Rows from a dataset:

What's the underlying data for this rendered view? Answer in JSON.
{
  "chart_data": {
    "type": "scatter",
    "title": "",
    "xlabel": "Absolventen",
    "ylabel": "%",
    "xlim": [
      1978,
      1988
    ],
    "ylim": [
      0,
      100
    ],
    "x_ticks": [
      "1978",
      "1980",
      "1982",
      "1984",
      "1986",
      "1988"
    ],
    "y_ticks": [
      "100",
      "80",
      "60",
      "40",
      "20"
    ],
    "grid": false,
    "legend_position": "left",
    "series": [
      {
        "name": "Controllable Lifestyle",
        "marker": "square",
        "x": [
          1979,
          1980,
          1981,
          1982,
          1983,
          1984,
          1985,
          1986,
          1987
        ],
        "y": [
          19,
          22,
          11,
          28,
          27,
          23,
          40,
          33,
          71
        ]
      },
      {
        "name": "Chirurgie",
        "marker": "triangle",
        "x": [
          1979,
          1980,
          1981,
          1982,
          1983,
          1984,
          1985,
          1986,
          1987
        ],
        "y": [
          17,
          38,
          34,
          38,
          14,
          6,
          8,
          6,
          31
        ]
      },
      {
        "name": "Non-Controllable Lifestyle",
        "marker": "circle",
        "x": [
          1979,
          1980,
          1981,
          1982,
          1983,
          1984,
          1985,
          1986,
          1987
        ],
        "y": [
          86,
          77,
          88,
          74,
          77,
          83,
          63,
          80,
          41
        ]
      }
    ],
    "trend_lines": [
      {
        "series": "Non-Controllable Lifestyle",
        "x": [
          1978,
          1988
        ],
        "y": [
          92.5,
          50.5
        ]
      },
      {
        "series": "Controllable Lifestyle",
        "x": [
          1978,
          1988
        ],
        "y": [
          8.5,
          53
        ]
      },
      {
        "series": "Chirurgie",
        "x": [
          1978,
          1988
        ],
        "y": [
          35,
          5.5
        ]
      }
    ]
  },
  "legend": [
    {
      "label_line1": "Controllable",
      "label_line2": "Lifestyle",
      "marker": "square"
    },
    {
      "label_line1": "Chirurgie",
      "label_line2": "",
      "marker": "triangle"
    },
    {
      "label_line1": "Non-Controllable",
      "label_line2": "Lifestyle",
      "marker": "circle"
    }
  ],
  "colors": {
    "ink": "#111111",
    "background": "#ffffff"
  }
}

WHAT TO PRODUCE:
State the count of lines above containing the string "Chirurgie", and add nothing to it.

TASK OUTPUT:
3